◆ Given instruction ◆
Report how many lines contain "grid", with no other words.

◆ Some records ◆

-=-=-

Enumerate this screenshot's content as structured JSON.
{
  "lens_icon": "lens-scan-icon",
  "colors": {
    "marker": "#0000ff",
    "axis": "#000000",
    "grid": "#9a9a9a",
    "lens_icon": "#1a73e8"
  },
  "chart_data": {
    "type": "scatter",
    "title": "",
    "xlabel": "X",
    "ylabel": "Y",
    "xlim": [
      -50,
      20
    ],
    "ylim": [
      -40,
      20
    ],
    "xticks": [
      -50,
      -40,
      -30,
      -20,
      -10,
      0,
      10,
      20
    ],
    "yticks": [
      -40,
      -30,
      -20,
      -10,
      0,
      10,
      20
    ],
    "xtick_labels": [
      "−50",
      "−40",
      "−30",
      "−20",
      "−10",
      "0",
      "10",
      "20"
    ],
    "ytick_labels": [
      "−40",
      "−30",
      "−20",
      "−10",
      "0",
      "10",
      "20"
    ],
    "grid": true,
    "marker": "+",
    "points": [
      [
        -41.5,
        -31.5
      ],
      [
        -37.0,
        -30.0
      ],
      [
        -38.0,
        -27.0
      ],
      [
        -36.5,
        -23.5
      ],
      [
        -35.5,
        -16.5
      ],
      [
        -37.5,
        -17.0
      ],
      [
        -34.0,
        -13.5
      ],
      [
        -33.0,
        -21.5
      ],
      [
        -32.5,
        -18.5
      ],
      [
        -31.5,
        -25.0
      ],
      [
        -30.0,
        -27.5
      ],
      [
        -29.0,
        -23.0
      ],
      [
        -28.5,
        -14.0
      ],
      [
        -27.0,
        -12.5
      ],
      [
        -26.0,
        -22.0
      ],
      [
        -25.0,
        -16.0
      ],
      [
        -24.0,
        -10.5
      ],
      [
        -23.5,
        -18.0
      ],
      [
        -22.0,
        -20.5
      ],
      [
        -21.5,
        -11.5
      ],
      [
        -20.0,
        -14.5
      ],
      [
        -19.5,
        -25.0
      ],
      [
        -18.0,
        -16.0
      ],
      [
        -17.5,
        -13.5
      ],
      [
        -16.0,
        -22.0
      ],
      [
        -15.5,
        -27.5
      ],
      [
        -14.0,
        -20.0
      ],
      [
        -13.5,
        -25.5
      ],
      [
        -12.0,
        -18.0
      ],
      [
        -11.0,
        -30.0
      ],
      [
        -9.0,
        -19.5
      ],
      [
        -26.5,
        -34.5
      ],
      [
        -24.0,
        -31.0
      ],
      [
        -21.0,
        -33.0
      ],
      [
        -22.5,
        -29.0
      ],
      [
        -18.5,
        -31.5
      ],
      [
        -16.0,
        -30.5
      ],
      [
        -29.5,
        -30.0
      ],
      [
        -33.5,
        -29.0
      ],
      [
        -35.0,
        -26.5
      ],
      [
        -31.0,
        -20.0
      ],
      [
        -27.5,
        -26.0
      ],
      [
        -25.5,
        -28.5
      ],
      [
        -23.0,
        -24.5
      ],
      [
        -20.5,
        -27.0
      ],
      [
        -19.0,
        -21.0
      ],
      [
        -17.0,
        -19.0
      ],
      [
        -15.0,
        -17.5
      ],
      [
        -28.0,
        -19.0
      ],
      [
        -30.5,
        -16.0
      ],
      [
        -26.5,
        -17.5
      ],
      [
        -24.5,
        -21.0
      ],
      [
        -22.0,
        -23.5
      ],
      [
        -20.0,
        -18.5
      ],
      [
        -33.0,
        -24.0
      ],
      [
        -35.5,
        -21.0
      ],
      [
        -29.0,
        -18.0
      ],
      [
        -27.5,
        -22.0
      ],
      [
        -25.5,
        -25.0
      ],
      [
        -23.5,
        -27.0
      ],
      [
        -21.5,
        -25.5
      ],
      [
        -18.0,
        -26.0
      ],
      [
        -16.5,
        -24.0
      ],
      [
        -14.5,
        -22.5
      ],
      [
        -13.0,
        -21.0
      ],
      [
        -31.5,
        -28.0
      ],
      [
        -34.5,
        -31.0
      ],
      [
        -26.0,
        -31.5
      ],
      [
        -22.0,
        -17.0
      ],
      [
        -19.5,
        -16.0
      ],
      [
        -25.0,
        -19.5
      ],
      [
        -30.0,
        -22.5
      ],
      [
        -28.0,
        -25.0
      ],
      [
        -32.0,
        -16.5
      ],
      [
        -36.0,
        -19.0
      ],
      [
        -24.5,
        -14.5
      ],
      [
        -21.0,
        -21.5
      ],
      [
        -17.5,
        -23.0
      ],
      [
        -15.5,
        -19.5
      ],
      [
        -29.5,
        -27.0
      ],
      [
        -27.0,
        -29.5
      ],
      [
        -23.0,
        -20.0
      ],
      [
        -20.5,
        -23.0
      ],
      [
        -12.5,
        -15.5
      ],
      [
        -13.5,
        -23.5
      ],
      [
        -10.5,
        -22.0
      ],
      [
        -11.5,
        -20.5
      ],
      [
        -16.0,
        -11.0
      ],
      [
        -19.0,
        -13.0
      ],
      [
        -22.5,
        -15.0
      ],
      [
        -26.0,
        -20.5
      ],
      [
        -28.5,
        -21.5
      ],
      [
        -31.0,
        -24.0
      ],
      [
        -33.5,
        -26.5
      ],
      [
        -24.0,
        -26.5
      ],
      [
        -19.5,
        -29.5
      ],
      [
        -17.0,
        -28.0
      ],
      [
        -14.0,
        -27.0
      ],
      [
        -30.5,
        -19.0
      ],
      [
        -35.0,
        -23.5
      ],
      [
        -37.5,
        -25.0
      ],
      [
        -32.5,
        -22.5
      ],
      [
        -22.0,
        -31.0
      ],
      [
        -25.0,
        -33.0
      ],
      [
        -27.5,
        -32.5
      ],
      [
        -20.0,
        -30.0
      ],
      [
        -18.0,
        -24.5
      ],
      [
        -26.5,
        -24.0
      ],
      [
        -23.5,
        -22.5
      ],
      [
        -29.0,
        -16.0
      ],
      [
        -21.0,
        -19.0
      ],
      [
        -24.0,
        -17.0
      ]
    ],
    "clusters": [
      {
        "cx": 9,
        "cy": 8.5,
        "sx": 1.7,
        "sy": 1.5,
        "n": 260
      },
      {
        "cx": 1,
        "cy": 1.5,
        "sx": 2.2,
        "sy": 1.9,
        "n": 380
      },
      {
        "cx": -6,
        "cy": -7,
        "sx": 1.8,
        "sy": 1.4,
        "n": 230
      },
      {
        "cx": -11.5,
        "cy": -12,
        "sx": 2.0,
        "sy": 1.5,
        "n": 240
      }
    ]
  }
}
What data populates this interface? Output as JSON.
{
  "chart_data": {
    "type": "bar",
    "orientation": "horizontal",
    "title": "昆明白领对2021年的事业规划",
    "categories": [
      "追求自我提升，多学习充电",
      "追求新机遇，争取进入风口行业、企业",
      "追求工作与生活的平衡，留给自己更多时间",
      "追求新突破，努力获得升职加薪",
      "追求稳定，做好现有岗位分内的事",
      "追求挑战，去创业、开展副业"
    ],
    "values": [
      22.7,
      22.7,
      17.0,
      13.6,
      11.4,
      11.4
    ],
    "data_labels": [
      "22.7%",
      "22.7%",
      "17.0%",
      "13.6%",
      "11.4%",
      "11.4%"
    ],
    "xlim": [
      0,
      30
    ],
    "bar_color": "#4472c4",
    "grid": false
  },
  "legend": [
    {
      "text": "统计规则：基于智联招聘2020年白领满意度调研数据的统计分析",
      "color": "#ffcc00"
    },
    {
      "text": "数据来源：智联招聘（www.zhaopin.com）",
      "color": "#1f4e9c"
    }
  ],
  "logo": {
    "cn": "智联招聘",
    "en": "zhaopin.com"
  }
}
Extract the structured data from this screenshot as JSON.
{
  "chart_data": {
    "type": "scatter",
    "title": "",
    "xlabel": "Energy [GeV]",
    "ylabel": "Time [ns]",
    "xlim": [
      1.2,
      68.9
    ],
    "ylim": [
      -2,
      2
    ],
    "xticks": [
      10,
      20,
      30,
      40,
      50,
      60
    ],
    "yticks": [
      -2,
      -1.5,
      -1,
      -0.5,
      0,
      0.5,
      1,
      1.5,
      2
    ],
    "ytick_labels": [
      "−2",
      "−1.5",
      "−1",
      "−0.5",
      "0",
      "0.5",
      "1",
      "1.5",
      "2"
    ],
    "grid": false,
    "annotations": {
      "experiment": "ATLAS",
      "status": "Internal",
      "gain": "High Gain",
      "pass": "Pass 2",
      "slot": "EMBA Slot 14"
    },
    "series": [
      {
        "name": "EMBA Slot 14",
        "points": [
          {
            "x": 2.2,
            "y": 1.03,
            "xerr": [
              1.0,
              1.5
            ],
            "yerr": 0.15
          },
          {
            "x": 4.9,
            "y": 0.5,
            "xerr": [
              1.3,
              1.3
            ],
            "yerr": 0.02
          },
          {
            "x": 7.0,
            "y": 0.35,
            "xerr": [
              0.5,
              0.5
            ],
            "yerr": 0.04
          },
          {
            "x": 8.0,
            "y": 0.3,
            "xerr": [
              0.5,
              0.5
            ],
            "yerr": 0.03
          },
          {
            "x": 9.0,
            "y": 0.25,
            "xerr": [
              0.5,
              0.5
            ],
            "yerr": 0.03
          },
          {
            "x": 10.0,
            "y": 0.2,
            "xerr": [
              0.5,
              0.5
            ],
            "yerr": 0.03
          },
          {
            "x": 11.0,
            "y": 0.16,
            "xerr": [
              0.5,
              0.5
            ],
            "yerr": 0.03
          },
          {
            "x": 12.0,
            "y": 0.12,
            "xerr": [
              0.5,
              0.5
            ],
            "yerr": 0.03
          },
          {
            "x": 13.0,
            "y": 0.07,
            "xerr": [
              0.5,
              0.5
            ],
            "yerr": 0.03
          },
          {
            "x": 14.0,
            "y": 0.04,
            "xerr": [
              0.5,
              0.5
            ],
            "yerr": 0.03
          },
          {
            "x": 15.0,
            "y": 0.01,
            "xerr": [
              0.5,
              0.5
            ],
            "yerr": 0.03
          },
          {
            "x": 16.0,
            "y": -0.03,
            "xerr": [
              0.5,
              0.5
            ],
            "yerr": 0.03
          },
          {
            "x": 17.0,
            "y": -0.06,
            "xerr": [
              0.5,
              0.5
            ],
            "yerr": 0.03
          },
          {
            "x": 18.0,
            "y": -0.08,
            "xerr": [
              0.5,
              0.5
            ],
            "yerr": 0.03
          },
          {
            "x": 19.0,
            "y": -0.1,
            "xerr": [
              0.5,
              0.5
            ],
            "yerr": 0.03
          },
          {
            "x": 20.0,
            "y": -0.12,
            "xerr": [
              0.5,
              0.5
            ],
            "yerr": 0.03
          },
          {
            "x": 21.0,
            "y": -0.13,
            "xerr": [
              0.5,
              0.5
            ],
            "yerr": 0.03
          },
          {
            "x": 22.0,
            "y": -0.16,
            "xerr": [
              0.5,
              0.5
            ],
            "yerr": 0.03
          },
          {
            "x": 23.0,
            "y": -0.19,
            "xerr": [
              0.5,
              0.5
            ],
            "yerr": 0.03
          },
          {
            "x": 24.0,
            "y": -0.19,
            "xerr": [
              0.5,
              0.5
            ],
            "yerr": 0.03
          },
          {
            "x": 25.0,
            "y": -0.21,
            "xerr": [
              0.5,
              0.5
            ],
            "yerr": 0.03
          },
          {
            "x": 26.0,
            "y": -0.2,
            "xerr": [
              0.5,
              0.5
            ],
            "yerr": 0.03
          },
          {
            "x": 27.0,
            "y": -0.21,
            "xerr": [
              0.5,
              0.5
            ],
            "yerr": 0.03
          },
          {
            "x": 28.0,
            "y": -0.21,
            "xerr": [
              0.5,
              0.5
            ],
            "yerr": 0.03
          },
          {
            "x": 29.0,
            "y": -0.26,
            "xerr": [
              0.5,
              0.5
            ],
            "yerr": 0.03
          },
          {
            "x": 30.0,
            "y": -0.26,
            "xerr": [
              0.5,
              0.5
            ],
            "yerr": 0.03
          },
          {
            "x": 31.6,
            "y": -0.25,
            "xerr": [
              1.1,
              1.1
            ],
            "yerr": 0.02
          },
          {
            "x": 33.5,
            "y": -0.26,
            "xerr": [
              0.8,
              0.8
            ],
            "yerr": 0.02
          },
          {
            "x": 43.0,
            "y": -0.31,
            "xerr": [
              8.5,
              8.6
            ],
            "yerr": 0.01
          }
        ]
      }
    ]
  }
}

-=-=-

◆ Task response ◆
4